_SET EXERCISE_
Look for the word "транспортировке" in each line and report the count of matching lines, with nothing added.
— start —
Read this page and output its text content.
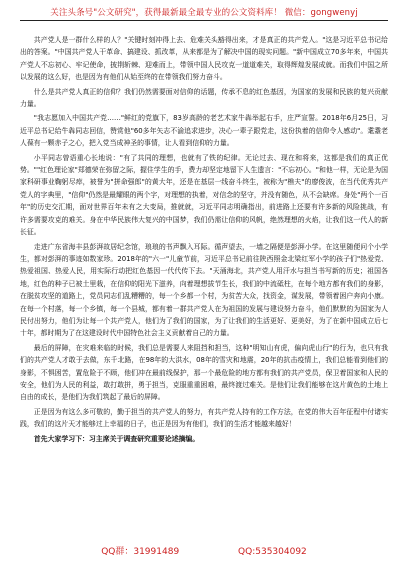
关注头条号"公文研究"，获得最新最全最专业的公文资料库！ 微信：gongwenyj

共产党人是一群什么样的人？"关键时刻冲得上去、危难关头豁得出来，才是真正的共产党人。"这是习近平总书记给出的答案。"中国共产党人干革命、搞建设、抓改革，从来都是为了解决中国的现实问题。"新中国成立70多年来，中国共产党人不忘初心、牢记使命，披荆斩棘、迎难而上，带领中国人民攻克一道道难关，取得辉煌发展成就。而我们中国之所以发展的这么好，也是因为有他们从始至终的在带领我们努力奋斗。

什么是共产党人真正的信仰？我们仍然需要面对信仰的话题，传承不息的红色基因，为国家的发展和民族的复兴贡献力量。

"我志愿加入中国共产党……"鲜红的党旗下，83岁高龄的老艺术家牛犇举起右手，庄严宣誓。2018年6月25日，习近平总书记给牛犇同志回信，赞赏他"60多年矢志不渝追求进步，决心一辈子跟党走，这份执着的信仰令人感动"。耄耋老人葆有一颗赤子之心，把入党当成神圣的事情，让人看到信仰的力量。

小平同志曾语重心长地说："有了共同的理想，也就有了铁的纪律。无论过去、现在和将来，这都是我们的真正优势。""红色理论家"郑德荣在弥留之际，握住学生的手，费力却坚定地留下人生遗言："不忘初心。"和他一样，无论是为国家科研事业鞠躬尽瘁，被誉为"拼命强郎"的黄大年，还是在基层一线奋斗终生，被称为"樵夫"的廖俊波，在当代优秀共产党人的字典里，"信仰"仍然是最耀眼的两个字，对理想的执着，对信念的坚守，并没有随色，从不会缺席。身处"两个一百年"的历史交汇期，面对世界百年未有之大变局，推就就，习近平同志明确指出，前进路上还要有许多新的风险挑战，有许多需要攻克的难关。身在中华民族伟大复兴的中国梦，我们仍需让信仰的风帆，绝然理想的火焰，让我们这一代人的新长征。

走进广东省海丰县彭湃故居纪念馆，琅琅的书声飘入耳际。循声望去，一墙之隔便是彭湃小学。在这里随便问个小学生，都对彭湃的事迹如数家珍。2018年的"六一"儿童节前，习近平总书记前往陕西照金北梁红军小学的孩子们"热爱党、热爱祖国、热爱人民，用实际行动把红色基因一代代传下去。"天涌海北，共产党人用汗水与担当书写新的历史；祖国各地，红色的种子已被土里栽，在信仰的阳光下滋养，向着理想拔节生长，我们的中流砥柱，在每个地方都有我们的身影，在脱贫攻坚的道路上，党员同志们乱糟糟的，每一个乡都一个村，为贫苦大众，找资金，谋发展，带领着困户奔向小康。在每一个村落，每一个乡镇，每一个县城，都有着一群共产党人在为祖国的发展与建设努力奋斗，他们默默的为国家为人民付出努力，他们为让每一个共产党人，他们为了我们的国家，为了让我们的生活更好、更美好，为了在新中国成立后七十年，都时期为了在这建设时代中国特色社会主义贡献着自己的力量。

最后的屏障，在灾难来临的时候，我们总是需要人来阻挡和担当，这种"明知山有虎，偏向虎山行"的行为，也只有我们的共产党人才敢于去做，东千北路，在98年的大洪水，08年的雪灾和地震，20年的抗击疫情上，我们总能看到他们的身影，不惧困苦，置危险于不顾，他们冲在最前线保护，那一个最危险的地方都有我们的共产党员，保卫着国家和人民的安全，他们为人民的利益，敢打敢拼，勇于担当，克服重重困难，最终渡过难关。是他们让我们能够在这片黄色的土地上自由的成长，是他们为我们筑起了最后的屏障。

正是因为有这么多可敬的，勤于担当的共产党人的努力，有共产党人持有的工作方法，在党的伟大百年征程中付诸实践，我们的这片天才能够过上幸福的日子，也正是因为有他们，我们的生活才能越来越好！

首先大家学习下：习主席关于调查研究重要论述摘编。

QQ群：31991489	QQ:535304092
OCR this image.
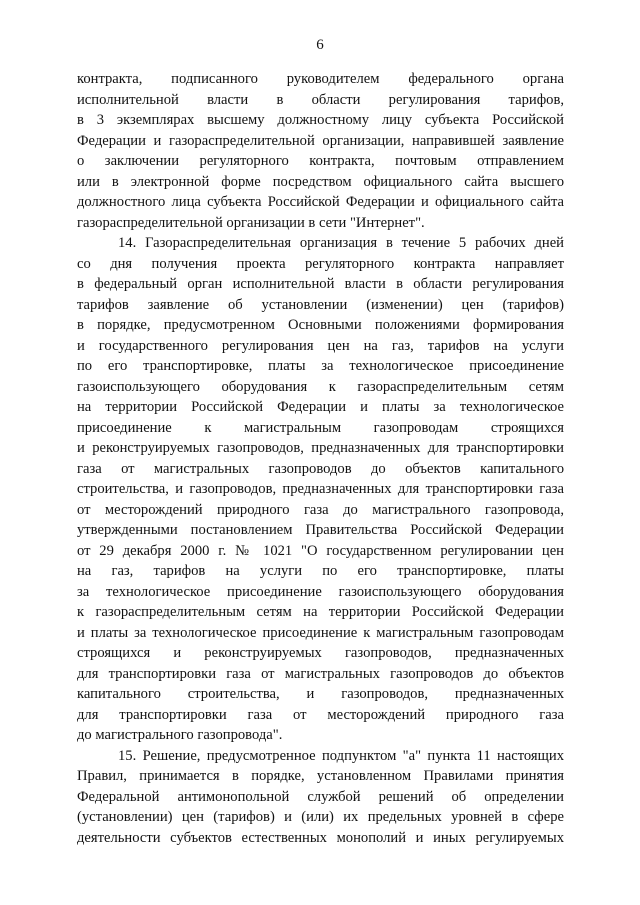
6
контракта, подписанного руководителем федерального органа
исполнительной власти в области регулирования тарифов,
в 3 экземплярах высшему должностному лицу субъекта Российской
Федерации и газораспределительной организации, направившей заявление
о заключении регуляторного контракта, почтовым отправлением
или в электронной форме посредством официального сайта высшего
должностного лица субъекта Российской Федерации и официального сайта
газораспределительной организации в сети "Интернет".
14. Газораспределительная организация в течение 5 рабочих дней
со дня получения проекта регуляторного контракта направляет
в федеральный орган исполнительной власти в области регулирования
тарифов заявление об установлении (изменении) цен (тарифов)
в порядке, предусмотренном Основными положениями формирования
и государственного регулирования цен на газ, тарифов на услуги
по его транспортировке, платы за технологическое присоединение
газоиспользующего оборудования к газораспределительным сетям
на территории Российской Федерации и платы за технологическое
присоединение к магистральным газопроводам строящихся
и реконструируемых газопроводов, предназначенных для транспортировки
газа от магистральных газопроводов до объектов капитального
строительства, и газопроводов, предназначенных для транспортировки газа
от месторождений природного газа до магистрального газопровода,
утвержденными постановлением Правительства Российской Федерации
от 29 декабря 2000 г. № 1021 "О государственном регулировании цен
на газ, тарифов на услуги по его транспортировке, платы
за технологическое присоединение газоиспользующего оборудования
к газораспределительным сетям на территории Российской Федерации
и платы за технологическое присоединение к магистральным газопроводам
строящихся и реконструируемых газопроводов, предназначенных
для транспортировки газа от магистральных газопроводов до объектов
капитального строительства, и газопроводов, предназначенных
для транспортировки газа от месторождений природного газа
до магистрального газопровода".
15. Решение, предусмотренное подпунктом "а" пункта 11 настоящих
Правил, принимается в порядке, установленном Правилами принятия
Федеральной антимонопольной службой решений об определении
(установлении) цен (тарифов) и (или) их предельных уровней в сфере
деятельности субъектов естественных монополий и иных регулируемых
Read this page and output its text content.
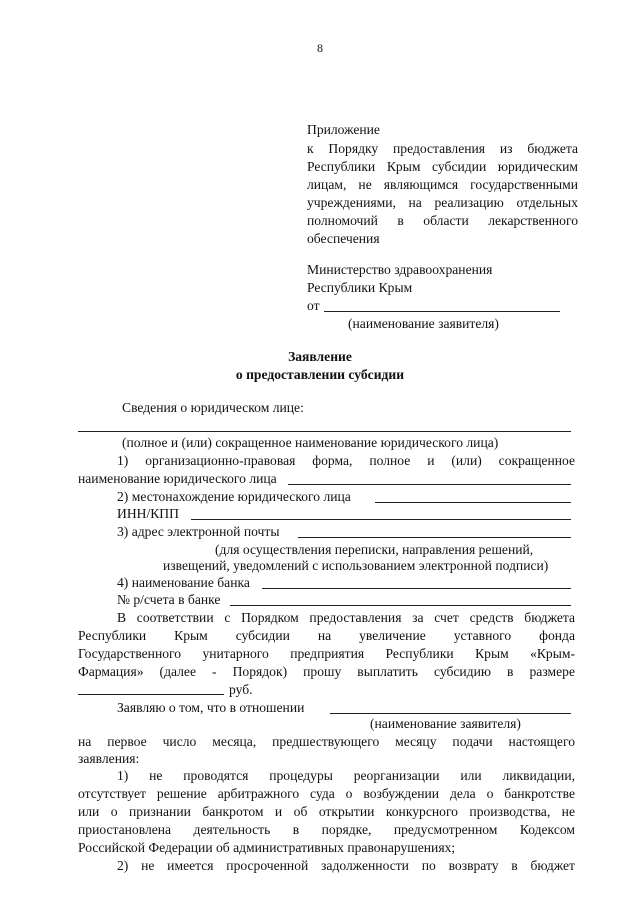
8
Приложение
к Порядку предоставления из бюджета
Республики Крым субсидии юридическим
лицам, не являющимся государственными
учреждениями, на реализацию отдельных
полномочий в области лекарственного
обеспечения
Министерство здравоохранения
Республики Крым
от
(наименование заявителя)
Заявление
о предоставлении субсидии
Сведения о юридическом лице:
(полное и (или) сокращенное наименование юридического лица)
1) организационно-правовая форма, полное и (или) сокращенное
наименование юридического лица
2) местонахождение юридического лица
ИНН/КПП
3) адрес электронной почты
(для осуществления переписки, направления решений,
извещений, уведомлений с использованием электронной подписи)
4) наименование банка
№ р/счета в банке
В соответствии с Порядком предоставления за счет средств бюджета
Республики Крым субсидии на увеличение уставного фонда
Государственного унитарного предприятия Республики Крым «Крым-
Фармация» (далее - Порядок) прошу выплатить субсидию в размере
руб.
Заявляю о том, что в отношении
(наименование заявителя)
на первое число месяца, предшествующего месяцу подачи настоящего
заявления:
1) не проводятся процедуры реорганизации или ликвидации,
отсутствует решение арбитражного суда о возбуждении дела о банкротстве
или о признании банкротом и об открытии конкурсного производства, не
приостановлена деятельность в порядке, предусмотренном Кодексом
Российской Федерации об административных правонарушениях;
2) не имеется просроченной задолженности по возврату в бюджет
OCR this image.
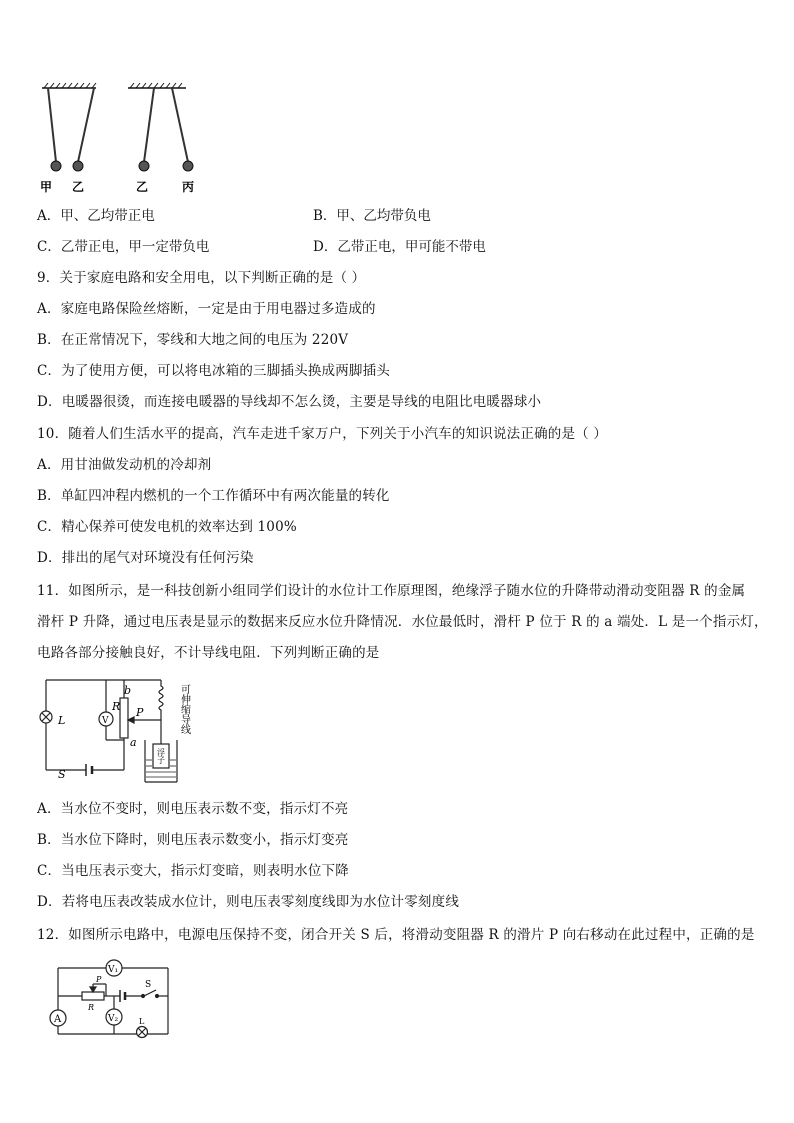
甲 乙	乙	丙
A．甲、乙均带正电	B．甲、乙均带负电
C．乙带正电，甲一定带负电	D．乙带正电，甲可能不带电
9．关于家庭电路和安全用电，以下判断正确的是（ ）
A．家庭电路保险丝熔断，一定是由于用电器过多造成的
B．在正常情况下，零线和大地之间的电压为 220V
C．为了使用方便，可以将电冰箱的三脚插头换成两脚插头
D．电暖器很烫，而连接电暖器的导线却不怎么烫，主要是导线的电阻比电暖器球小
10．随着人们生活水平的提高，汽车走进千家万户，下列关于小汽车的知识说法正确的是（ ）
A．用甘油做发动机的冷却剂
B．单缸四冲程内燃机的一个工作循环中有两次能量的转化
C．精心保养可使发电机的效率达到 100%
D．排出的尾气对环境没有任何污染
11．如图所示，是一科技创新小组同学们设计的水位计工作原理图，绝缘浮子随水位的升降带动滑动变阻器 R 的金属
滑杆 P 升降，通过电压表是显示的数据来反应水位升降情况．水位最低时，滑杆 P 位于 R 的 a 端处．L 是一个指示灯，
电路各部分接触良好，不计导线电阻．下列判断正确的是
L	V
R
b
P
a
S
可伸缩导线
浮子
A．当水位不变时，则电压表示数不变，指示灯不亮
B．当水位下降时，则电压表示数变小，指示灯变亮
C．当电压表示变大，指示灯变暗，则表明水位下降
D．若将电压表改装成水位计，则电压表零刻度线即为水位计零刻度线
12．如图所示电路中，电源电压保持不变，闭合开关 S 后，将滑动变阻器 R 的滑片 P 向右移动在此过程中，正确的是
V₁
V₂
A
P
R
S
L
— end —
_RESPONSE TO THE TASK_
2